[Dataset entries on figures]

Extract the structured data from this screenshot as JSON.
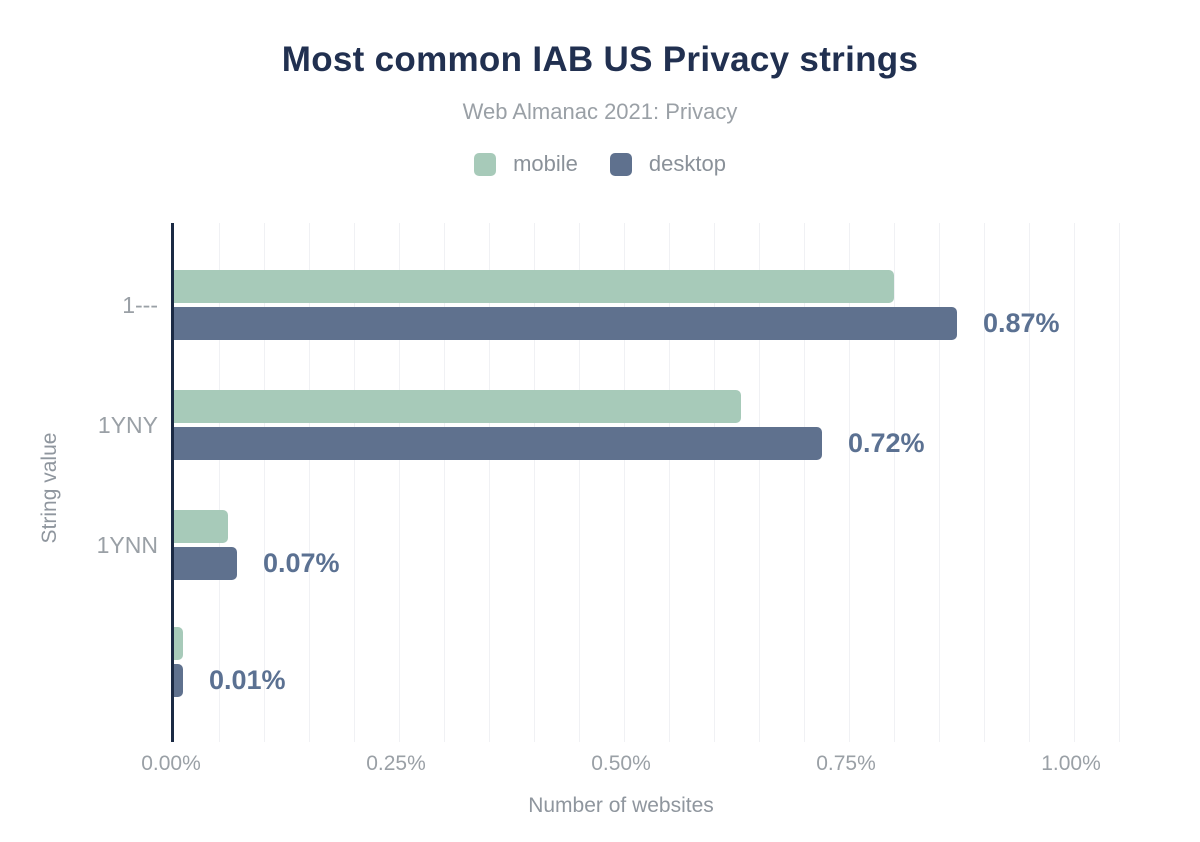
{
  "chart_data": {
    "type": "bar",
    "orientation": "horizontal",
    "title": "Most common IAB US Privacy strings",
    "subtitle": "Web Almanac 2021: Privacy",
    "categories": [
      "1---",
      "1YNY",
      "1YNN",
      ""
    ],
    "series": [
      {
        "name": "mobile",
        "color": "#a7cab9",
        "values": [
          0.8,
          0.63,
          0.06,
          0.01
        ]
      },
      {
        "name": "desktop",
        "color": "#5f718e",
        "values": [
          0.87,
          0.72,
          0.07,
          0.01
        ]
      }
    ],
    "data_labels": {
      "labeled_series": "desktop",
      "values": [
        "0.87%",
        "0.72%",
        "0.07%",
        "0.01%"
      ]
    },
    "xlabel": "Number of websites",
    "ylabel": "String value",
    "unit": "%",
    "xlim": [
      0,
      1.08
    ],
    "x_ticks": [
      {
        "value": 0.0,
        "label": "0.00%"
      },
      {
        "value": 0.25,
        "label": "0.25%"
      },
      {
        "value": 0.5,
        "label": "0.50%"
      },
      {
        "value": 0.75,
        "label": "0.75%"
      },
      {
        "value": 1.0,
        "label": "1.00%"
      }
    ],
    "grid": {
      "show": true,
      "minor_step": 0.05
    },
    "legend_position": "top"
  },
  "colors": {
    "title": "#213050",
    "subtitle": "#9aa0a6",
    "legend_label": "#8a9199",
    "axis_line": "#1b2a44",
    "gridline": "#f0f1f4",
    "tick_label": "#9aa0a6",
    "axis_title": "#8f969e",
    "data_label": "#5b7192",
    "background": "#ffffff"
  }
}
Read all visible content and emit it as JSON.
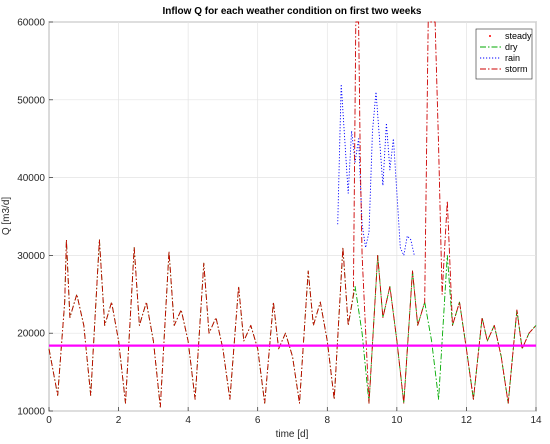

▸ Objective:
Look through the entries above and report the number of lines that contain "JSON". Write only the number.

▸ Reply:
2